THE EXERCISE =
Find the lines of data that contain the string "content", then list them.

— BEGIN —

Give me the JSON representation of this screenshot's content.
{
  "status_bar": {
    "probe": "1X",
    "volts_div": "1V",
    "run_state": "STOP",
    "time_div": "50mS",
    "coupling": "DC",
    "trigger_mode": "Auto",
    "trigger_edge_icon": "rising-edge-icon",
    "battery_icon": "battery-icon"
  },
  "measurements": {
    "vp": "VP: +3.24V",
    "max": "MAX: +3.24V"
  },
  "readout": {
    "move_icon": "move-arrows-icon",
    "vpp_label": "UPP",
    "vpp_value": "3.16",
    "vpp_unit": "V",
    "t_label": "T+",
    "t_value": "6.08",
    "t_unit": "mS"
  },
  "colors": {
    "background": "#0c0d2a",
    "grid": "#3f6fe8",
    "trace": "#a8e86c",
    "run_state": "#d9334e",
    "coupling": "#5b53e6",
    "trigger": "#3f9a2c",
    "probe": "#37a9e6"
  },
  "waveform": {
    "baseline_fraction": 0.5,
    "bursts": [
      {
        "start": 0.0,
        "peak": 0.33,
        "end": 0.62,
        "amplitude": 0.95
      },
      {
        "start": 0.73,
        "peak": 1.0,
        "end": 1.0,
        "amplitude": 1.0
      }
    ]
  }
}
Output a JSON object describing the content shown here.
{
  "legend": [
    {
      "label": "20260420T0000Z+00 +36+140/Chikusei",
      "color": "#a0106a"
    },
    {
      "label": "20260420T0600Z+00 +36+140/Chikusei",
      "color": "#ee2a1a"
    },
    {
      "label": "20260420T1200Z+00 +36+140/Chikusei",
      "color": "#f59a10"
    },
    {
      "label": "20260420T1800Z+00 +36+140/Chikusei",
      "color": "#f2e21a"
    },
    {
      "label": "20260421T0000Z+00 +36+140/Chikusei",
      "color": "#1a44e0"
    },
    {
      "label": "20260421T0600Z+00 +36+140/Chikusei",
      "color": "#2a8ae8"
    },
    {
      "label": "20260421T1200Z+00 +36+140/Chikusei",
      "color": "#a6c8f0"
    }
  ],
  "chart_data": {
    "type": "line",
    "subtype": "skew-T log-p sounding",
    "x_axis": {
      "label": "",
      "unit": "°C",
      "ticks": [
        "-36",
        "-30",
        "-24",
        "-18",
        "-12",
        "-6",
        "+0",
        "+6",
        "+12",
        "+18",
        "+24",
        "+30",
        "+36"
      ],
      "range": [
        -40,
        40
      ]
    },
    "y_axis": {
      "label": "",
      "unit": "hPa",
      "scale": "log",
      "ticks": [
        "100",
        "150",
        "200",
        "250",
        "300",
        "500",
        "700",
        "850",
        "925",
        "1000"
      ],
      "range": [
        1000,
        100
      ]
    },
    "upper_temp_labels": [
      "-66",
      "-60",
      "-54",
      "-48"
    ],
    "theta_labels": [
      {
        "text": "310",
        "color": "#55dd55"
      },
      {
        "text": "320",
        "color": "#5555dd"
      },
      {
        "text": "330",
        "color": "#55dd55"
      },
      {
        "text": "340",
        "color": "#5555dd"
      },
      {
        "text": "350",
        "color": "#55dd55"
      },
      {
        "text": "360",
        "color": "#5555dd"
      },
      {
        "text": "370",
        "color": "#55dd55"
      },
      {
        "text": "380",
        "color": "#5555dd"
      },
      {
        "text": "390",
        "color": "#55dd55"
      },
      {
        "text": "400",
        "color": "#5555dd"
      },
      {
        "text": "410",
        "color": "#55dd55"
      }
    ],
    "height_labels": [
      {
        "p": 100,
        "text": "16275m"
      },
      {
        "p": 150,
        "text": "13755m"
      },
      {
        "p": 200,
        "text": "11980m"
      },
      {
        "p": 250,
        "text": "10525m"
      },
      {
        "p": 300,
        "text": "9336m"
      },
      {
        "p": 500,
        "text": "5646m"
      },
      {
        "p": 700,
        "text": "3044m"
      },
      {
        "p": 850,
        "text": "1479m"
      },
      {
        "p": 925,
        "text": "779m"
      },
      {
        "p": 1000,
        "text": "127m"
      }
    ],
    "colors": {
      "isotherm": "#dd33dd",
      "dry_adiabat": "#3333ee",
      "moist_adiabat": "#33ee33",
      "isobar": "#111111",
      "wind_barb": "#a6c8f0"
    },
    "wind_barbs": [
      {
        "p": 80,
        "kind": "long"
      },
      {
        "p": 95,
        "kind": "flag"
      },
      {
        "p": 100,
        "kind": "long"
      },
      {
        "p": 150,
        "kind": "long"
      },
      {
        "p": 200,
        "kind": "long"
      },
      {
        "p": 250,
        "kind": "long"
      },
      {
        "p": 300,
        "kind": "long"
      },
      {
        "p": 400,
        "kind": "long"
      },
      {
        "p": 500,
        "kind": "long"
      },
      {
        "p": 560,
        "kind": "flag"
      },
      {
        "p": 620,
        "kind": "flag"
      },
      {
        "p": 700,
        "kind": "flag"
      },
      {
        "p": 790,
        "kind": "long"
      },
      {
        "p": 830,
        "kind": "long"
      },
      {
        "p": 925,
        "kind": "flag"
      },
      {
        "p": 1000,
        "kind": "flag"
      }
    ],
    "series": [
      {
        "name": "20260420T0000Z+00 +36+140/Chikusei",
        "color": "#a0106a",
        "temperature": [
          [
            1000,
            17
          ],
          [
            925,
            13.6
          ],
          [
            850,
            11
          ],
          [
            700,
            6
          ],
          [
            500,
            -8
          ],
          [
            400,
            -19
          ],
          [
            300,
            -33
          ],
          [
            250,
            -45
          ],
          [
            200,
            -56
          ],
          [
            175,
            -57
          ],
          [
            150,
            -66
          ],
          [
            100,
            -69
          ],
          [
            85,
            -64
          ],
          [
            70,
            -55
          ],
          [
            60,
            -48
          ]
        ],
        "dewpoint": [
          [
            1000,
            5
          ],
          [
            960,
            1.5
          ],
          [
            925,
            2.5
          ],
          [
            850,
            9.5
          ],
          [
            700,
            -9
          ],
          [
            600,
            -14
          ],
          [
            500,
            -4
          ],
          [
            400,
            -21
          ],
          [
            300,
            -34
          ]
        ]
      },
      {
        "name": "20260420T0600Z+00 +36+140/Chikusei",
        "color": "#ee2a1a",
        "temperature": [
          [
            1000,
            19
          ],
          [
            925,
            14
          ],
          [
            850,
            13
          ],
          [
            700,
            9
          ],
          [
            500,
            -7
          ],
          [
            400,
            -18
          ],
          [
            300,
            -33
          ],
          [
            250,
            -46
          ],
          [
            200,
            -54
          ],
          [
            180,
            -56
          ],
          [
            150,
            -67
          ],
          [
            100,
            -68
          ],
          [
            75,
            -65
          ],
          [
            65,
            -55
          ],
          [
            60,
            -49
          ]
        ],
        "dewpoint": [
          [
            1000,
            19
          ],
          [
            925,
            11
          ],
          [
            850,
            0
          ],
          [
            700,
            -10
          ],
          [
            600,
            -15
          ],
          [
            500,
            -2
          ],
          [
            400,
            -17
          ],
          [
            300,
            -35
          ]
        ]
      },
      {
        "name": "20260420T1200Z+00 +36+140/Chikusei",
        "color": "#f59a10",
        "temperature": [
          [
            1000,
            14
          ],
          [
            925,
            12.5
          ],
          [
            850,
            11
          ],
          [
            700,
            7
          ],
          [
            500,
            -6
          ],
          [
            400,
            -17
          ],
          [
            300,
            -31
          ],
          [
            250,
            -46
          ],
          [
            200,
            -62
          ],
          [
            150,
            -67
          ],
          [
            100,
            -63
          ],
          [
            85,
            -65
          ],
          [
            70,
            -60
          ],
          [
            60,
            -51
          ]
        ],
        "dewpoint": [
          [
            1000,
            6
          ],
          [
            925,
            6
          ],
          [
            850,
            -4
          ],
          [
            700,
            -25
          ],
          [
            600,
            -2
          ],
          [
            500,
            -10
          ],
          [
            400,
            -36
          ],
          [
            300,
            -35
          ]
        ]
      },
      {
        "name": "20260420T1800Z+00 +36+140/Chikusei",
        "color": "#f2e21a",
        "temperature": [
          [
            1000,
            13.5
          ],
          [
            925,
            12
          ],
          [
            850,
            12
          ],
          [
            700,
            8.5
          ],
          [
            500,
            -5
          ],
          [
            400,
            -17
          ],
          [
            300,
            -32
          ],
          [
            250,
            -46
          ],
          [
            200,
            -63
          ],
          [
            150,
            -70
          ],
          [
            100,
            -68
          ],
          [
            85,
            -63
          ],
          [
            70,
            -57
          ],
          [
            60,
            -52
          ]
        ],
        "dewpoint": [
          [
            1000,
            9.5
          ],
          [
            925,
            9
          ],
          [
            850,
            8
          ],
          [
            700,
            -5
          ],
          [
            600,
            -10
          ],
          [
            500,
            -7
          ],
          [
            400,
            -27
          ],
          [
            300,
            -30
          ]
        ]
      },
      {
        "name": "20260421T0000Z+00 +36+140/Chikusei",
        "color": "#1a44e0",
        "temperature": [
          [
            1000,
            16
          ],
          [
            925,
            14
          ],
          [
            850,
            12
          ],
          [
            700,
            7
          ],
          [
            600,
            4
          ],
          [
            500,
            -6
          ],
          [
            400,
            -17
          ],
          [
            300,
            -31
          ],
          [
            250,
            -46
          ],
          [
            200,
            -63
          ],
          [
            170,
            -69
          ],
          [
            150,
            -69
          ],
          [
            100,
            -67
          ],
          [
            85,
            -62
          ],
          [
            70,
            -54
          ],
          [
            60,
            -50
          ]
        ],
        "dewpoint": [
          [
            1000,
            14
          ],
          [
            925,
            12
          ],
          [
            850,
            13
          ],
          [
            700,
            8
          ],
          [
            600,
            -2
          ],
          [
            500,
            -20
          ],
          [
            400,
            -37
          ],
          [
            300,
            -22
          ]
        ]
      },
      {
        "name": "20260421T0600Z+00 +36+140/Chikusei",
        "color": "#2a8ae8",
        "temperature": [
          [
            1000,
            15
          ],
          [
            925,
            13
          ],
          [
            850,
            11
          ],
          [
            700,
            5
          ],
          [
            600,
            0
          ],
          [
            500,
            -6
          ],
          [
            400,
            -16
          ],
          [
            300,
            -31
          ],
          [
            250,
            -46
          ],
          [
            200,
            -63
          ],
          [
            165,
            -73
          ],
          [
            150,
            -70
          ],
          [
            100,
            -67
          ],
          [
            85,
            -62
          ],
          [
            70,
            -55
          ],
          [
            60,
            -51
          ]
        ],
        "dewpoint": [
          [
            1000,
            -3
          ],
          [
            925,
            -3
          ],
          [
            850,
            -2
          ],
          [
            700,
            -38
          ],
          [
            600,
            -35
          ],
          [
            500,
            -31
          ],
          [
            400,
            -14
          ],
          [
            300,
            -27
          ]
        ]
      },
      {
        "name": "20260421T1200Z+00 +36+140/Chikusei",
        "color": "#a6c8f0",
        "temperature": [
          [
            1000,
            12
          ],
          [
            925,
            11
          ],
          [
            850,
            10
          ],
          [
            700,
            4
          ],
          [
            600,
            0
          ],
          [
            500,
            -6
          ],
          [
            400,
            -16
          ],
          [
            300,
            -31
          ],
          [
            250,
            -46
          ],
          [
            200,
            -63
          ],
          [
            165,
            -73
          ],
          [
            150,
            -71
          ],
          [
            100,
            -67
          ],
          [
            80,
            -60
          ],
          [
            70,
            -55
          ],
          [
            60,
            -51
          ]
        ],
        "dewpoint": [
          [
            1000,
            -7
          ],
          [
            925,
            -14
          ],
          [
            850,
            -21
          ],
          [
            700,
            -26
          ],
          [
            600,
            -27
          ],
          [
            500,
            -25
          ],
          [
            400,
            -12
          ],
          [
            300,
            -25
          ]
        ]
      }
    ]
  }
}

— END —

EXPECTED OUTPUT =
Give me the JSON representation of this screenshot's content.
Output a JSON object describing the content shown here.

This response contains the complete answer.